SET PROBLEM:
Restate each entry word for word, leaving nothing out.

DATA SUPPLIED:
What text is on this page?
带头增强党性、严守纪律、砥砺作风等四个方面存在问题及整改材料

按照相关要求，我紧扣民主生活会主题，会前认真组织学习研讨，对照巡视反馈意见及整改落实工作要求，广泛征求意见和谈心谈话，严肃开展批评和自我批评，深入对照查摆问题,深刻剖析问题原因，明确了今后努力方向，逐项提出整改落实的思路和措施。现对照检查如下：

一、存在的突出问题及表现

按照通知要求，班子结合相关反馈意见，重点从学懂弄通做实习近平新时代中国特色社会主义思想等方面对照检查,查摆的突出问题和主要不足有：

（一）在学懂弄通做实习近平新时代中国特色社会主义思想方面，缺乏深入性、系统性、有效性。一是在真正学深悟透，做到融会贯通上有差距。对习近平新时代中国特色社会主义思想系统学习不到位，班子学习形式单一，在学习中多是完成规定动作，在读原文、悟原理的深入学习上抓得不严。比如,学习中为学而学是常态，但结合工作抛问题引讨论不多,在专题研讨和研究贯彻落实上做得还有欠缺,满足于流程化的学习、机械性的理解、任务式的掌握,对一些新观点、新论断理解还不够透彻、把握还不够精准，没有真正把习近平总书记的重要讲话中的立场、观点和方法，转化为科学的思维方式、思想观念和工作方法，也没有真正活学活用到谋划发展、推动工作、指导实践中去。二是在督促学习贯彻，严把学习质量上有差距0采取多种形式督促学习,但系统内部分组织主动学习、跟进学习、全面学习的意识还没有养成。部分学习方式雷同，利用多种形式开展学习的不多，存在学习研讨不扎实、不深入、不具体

RESPONSE TO THIS EXERCISE:
What text is on this page?
带头增强党性、严守纪律、砥砺作风等四个方面存在问题及整改材料

按照相关要求，我紧扣民主生活会主题，会前认真组织学习研讨，对照巡视反馈意见及整改落实工作要求，广泛征求意见和谈心谈话，严肃开展批评和自我批评，深入对照查摆问题,深刻剖析问题原因，明确了今后努力方向，逐项提出整改落实的思路和措施。现对照检查如下：

一、存在的突出问题及表现

按照通知要求，班子结合相关反馈意见，重点从学懂弄通做实习近平新时代中国特色社会主义思想等方面对照检查,查摆的突出问题和主要不足有：

（一）在学懂弄通做实习近平新时代中国特色社会主义思想方面，缺乏深入性、系统性、有效性。一是在真正学深悟透，做到融会贯通上有差距。对习近平新时代中国特色社会主义思想系统学习不到位，班子学习形式单一，在学习中多是完成规定动作，在读原文、悟原理的深入学习上抓得不严。比如,学习中为学而学是常态，但结合工作抛问题引讨论不多,在专题研讨和研究贯彻落实上做得还有欠缺,满足于流程化的学习、机械性的理解、任务式的掌握,对一些新观点、新论断理解还不够透彻、把握还不够精准，没有真正把习近平总书记的重要讲话中的立场、观点和方法，转化为科学的思维方式、思想观念和工作方法，也没有真正活学活用到谋划发展、推动工作、指导实践中去。二是在督促学习贯彻，严把学习质量上有差距0采取多种形式督促学习,但系统内部分组织主动学习、跟进学习、全面学习的意识还没有养成。部分学习方式雷同，利用多种形式开展学习的不多，存在学习研讨不扎实、不深入、不具体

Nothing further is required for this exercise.